### Short task
The listing must be reproduced in full, exactly as it stands.

### Data to process

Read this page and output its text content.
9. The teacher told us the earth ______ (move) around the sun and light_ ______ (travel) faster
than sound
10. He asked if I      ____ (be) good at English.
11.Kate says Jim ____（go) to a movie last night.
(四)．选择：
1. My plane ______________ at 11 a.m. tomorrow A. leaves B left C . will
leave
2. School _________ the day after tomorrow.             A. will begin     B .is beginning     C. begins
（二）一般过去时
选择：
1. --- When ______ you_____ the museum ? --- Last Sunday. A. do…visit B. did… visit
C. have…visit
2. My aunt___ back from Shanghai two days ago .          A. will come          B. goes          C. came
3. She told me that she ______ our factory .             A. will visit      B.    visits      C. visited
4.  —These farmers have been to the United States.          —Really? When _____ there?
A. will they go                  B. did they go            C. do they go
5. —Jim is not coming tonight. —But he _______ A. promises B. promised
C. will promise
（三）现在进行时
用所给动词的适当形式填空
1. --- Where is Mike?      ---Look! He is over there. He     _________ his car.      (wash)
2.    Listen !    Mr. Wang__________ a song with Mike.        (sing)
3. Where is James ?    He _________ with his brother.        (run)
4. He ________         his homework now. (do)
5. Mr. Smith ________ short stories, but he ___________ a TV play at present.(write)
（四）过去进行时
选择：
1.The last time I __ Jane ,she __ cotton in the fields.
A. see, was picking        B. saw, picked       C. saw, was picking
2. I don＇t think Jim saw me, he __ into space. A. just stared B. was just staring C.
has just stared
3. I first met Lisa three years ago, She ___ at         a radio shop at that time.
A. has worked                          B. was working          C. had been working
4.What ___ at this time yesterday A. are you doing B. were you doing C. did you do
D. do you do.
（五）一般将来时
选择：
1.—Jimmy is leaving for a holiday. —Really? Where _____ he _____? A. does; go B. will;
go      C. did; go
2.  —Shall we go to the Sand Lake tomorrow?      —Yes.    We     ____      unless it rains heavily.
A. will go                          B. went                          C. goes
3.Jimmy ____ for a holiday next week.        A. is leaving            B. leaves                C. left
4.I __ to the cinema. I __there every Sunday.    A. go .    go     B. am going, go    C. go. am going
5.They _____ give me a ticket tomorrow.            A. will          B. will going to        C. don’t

### Completed task
Read this page and output its text content.
9. The teacher told us the earth ______ (move) around the sun and light_ ______ (travel) faster
than sound
10. He asked if I      ____ (be) good at English.
11.Kate says Jim ____（go) to a movie last night.
(四)．选择：
1. My plane ______________ at 11 a.m. tomorrow A. leaves B left C . will
leave
2. School _________ the day after tomorrow.             A. will begin     B .is beginning     C. begins
（二）一般过去时
选择：
1. --- When ______ you_____ the museum ? --- Last Sunday. A. do…visit B. did… visit
C. have…visit
2. My aunt___ back from Shanghai two days ago .          A. will come          B. goes          C. came
3. She told me that she ______ our factory .             A. will visit      B.    visits      C. visited
4.  —These farmers have been to the United States.          —Really? When _____ there?
A. will they go                  B. did they go            C. do they go
5. —Jim is not coming tonight. —But he _______ A. promises B. promised
C. will promise
（三）现在进行时
用所给动词的适当形式填空
1. --- Where is Mike?      ---Look! He is over there. He     _________ his car.      (wash)
2.    Listen !    Mr. Wang__________ a song with Mike.        (sing)
3. Where is James ?    He _________ with his brother.        (run)
4. He ________         his homework now. (do)
5. Mr. Smith ________ short stories, but he ___________ a TV play at present.(write)
（四）过去进行时
选择：
1.The last time I __ Jane ,she __ cotton in the fields.
A. see, was picking        B. saw, picked       C. saw, was picking
2. I don＇t think Jim saw me, he __ into space. A. just stared B. was just staring C.
has just stared
3. I first met Lisa three years ago, She ___ at         a radio shop at that time.
A. has worked                          B. was working          C. had been working
4.What ___ at this time yesterday A. are you doing B. were you doing C. did you do
D. do you do.
（五）一般将来时
选择：
1.—Jimmy is leaving for a holiday. —Really? Where _____ he _____? A. does; go B. will;
go      C. did; go
2.  —Shall we go to the Sand Lake tomorrow?      —Yes.    We     ____      unless it rains heavily.
A. will go                          B. went                          C. goes
3.Jimmy ____ for a holiday next week.        A. is leaving            B. leaves                C. left
4.I __ to the cinema. I __there every Sunday.    A. go .    go     B. am going, go    C. go. am going
5.They _____ give me a ticket tomorrow.            A. will          B. will going to        C. don’t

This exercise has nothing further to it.